Work to complete => Every line that includes the word "ylabel" is to be listed.
# START OF Records to process
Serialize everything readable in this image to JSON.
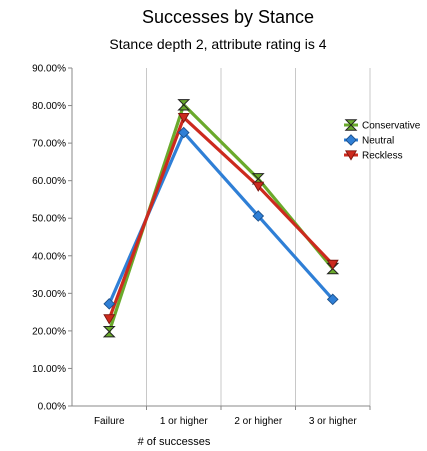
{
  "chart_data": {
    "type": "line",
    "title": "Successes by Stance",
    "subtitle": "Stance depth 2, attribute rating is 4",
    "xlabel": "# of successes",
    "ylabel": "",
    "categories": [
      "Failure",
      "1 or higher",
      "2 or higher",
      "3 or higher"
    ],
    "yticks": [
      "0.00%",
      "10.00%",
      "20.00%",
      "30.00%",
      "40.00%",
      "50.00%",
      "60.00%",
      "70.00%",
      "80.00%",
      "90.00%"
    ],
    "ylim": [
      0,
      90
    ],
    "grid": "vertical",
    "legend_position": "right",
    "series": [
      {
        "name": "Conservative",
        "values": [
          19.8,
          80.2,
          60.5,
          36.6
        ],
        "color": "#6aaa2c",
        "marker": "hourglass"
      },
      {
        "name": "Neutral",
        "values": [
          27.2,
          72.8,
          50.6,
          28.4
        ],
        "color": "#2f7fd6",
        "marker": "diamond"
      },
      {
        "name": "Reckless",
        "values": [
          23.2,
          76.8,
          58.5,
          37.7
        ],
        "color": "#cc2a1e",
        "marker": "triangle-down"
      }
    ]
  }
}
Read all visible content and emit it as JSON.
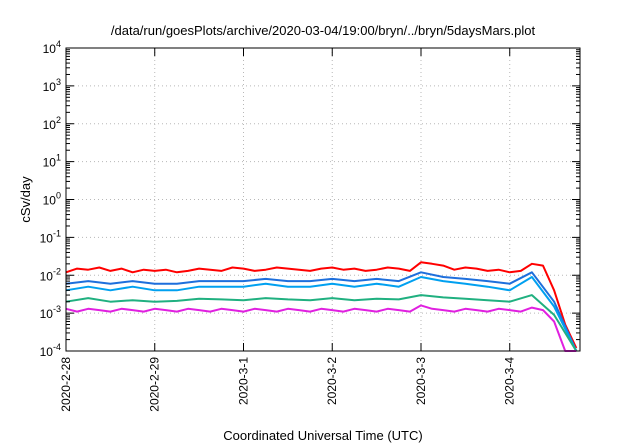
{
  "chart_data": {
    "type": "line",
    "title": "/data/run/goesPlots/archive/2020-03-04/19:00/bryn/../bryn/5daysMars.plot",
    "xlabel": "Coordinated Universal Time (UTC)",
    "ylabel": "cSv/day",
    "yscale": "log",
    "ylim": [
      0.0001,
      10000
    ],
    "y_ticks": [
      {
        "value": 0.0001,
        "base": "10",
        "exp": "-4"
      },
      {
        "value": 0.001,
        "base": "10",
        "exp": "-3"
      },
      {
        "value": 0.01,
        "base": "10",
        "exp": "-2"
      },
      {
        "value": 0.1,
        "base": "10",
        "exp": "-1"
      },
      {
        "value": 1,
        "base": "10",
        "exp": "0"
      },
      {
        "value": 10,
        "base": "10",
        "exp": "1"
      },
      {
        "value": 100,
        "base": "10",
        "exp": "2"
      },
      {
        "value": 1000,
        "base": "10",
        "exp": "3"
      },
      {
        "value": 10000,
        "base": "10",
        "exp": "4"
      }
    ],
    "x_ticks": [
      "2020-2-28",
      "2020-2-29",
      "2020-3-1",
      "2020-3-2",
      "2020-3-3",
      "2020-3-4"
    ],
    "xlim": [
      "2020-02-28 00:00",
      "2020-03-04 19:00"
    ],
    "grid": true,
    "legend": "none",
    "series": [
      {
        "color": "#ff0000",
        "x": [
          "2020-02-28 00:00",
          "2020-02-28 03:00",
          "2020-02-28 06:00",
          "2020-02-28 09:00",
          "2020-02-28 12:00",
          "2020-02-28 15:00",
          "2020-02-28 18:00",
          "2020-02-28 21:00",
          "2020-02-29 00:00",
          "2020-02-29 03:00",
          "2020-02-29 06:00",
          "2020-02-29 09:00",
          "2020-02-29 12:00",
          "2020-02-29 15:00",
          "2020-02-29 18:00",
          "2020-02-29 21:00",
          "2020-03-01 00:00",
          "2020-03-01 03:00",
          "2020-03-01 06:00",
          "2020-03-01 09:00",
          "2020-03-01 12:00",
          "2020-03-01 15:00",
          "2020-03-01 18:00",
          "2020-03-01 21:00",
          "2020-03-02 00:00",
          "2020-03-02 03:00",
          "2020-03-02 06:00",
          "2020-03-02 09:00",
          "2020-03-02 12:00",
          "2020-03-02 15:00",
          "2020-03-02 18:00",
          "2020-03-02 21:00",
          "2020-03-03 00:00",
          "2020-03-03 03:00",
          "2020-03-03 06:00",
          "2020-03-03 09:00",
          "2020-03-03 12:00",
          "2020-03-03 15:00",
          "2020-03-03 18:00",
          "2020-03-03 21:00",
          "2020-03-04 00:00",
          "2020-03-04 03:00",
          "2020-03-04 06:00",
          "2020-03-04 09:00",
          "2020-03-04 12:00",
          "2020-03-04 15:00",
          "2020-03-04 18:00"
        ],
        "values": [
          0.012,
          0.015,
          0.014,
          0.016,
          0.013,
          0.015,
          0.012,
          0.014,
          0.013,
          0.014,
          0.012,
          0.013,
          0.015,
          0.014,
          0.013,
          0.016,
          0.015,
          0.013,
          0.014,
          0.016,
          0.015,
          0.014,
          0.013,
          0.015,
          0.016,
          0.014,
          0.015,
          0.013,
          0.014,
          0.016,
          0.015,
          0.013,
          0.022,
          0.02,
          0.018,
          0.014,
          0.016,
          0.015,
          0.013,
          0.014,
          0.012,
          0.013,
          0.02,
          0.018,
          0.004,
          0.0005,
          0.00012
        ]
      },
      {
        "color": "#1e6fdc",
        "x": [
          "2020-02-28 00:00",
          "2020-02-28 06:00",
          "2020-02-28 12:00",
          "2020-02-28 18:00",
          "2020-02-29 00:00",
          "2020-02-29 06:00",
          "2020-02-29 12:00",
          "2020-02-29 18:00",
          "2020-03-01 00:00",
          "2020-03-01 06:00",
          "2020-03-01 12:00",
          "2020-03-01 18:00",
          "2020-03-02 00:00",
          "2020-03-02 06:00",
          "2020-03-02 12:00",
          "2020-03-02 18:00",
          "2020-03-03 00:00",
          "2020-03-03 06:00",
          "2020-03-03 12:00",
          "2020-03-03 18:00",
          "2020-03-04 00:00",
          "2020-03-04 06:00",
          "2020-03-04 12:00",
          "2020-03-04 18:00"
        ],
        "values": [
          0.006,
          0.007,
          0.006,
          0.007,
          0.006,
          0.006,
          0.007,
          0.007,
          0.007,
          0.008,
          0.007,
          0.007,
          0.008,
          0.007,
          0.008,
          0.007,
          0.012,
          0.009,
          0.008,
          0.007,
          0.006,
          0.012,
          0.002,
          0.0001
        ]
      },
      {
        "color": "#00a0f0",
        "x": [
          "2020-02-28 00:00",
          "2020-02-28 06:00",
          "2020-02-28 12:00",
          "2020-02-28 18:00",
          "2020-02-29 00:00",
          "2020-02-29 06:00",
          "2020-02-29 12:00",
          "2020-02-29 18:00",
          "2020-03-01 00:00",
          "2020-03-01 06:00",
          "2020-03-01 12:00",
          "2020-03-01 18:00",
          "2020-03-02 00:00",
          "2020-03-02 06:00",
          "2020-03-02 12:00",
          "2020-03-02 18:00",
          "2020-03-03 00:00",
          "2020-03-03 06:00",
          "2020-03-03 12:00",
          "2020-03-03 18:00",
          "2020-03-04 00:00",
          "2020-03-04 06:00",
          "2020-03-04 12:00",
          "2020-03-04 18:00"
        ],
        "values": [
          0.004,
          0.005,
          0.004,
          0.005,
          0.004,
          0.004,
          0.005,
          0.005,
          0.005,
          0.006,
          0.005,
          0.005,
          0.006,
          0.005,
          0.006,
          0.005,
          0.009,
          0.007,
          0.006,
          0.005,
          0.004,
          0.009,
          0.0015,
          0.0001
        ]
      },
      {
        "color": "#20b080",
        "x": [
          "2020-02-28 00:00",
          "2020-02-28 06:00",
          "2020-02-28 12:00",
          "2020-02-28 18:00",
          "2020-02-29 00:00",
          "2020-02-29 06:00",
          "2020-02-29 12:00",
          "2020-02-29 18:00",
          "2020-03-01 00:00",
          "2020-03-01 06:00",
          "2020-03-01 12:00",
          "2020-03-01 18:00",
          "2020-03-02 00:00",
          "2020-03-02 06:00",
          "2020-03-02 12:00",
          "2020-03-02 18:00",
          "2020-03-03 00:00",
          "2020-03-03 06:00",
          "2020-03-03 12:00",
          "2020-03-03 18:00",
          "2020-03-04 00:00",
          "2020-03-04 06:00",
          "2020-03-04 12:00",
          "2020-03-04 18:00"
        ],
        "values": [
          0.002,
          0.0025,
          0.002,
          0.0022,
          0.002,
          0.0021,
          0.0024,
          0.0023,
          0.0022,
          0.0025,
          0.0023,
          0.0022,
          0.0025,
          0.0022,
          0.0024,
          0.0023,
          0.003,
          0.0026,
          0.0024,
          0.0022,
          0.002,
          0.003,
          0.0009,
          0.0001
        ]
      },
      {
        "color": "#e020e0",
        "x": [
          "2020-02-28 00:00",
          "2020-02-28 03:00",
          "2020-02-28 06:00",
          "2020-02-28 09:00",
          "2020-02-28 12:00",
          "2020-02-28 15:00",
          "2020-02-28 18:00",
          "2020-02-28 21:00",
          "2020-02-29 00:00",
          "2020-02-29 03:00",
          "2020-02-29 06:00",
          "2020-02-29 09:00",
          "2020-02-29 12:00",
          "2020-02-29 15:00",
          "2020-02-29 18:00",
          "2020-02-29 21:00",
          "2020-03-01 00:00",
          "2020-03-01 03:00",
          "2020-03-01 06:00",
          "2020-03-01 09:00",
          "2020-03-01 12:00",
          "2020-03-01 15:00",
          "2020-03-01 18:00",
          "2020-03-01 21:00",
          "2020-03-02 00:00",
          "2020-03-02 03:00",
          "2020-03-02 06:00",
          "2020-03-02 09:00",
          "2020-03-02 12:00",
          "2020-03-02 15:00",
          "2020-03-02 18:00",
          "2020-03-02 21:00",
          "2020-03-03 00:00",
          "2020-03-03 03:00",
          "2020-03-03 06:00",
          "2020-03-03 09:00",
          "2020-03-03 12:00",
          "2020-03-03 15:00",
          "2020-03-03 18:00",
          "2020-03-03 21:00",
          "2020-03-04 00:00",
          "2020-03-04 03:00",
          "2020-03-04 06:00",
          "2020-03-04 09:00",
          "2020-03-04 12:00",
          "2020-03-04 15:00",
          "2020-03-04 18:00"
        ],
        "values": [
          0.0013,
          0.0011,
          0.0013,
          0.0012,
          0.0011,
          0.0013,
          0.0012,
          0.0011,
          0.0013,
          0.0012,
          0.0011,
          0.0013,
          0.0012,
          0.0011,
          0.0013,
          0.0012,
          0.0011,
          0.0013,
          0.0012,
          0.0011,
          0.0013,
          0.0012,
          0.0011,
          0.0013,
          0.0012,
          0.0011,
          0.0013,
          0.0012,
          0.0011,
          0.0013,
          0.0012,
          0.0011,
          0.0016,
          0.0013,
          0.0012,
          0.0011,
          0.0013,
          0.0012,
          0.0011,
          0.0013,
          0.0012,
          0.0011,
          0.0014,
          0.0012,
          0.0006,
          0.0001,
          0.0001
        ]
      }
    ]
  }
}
# END OF Records to process
# START OF Records to process
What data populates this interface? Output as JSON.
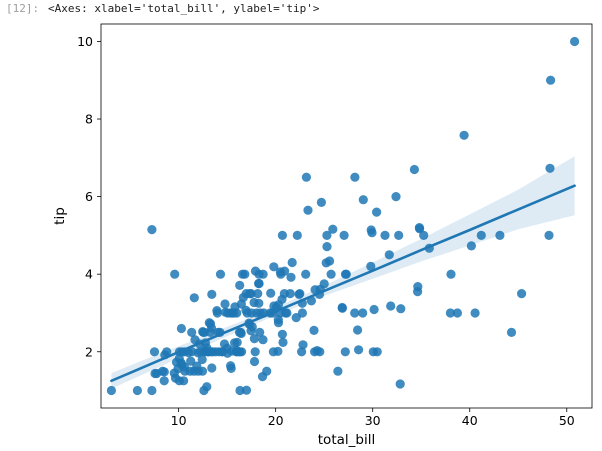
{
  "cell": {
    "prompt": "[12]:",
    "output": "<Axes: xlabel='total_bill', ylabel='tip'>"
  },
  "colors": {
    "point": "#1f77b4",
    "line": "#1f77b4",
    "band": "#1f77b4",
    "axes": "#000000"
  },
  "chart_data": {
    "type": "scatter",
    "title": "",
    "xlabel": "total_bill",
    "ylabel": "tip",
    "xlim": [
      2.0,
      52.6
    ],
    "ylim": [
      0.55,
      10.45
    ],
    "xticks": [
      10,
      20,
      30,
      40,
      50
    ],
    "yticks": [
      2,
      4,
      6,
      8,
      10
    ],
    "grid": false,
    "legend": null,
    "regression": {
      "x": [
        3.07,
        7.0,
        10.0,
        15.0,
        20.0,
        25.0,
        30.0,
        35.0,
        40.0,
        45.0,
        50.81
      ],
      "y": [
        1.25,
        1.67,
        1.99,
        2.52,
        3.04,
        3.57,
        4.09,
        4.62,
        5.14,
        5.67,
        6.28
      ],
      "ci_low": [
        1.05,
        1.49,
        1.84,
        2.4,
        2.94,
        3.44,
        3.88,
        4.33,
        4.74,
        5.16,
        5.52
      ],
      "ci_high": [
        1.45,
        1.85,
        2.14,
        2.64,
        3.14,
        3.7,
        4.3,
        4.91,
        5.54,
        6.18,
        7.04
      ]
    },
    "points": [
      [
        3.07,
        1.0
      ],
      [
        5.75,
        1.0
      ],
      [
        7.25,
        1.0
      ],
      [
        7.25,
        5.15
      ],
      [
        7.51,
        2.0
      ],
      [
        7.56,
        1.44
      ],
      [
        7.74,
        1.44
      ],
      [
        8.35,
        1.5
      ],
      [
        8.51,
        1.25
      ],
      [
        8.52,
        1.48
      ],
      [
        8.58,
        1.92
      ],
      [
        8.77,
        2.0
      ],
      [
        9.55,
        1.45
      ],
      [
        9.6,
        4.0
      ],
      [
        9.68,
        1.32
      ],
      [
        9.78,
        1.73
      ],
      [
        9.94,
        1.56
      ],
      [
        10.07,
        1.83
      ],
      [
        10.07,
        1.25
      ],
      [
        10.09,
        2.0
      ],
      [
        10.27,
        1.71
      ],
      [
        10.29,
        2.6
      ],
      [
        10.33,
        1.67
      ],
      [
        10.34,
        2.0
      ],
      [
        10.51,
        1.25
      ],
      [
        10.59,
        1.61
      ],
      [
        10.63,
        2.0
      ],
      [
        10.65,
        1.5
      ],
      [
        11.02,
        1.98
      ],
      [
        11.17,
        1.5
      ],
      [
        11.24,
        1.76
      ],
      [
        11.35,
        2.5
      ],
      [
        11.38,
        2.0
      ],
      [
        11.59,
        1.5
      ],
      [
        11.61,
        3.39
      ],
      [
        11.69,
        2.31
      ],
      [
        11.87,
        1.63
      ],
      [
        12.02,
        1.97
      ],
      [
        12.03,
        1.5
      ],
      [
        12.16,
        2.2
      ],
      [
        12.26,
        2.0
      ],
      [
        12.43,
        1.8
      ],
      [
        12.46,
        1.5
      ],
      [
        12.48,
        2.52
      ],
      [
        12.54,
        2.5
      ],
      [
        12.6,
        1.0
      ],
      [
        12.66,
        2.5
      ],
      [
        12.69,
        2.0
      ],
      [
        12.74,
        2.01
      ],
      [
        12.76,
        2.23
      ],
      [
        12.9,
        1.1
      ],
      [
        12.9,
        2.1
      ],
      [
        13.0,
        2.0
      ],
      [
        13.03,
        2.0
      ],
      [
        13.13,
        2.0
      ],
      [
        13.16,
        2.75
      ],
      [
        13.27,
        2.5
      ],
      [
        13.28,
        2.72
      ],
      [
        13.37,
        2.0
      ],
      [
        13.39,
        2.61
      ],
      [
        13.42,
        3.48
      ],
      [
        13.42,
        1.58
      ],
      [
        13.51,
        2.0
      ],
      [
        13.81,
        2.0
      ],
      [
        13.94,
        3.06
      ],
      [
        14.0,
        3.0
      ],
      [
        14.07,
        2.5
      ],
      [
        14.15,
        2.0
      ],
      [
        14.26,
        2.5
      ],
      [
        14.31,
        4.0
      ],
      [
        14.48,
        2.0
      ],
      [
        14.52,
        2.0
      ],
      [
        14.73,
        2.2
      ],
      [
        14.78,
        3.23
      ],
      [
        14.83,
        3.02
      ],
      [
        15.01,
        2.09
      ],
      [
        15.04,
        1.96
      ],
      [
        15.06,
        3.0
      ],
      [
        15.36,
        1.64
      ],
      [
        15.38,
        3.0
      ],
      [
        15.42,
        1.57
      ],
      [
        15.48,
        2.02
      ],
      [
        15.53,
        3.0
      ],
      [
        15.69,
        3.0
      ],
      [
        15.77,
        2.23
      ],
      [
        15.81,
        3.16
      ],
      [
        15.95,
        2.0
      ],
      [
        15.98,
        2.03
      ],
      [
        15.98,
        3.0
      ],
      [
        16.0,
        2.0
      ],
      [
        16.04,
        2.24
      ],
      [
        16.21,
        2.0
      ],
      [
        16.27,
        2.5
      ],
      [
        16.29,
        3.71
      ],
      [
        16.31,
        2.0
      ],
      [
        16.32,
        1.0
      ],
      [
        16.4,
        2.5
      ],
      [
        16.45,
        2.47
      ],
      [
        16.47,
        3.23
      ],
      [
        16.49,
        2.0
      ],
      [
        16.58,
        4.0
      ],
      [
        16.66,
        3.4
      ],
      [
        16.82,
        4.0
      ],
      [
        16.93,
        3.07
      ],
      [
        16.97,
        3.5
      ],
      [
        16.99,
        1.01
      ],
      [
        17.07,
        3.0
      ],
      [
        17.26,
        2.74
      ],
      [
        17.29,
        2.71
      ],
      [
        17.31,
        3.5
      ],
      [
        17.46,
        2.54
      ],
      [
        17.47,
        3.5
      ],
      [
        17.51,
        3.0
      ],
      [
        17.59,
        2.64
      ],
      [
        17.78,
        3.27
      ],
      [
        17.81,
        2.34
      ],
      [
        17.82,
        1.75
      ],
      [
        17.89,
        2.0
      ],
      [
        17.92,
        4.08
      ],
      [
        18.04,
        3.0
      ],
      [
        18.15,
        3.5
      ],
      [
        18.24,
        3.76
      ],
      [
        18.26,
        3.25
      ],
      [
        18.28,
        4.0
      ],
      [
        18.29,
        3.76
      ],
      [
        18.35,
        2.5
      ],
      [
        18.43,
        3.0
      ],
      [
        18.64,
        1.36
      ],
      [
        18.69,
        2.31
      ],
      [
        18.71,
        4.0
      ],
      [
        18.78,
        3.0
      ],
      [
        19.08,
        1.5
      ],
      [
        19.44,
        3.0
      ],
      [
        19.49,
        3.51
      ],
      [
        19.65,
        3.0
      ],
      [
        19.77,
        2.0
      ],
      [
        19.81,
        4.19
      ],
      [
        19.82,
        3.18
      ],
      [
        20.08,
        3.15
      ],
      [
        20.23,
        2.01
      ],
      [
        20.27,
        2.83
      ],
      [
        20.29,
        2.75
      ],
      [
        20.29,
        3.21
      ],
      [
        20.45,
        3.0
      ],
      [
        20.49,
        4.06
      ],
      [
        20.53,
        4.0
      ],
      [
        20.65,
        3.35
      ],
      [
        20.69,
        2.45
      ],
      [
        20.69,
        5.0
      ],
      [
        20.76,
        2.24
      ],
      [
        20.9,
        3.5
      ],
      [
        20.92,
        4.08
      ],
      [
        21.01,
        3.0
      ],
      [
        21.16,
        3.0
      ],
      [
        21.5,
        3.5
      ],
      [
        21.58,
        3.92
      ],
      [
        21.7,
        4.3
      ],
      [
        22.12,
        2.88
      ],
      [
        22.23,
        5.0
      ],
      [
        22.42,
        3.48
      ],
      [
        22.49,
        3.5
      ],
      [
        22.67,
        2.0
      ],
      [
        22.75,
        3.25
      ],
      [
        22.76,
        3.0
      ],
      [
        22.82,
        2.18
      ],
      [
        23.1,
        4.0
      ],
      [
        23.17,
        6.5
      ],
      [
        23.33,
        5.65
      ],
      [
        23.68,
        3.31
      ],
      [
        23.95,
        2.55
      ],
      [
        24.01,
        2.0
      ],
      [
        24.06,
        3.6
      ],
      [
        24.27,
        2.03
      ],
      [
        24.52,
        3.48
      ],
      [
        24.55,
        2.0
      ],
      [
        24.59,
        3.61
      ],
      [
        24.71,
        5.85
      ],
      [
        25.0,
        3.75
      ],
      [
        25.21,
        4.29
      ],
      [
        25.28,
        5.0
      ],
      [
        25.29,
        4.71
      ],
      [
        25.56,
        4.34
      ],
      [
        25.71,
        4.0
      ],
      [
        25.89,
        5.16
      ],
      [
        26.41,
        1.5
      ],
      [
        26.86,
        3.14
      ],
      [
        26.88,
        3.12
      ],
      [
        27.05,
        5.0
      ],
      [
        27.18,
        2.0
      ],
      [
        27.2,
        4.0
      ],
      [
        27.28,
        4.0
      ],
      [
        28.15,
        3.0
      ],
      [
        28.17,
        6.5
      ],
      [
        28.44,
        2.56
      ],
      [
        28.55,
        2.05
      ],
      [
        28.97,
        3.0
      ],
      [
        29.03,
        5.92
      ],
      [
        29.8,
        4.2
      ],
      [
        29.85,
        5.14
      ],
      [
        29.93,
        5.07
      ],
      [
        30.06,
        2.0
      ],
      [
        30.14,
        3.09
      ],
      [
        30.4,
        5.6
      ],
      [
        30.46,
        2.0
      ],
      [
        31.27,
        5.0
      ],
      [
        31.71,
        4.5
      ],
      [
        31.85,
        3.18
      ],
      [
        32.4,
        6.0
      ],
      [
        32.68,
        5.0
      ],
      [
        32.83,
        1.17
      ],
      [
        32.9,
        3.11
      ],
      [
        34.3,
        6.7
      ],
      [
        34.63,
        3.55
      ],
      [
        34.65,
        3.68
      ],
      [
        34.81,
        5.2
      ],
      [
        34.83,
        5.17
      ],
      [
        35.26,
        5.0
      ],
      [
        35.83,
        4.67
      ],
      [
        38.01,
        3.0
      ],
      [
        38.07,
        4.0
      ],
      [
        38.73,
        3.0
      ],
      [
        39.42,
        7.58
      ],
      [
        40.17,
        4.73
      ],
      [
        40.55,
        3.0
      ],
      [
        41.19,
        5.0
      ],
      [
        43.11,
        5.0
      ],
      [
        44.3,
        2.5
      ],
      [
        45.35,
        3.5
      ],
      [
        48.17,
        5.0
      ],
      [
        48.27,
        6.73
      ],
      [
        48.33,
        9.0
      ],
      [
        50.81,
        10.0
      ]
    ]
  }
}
# END OF Records to process
# START OF Records to process
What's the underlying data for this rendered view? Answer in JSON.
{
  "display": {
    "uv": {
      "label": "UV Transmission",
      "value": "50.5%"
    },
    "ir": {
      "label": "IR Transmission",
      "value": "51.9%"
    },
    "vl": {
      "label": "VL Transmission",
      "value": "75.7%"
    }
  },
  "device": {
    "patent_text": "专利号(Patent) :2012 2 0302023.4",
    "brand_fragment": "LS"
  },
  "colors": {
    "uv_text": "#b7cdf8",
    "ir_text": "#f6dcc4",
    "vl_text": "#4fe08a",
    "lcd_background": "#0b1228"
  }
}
# END OF Records to process
Finished exercise =>
    "ylabel": "",
    "ylabel": "cSv/day",
    "output": "<Axes: xlabel='total_bill', ylabel='tip'>"
    "ylabel": "tip",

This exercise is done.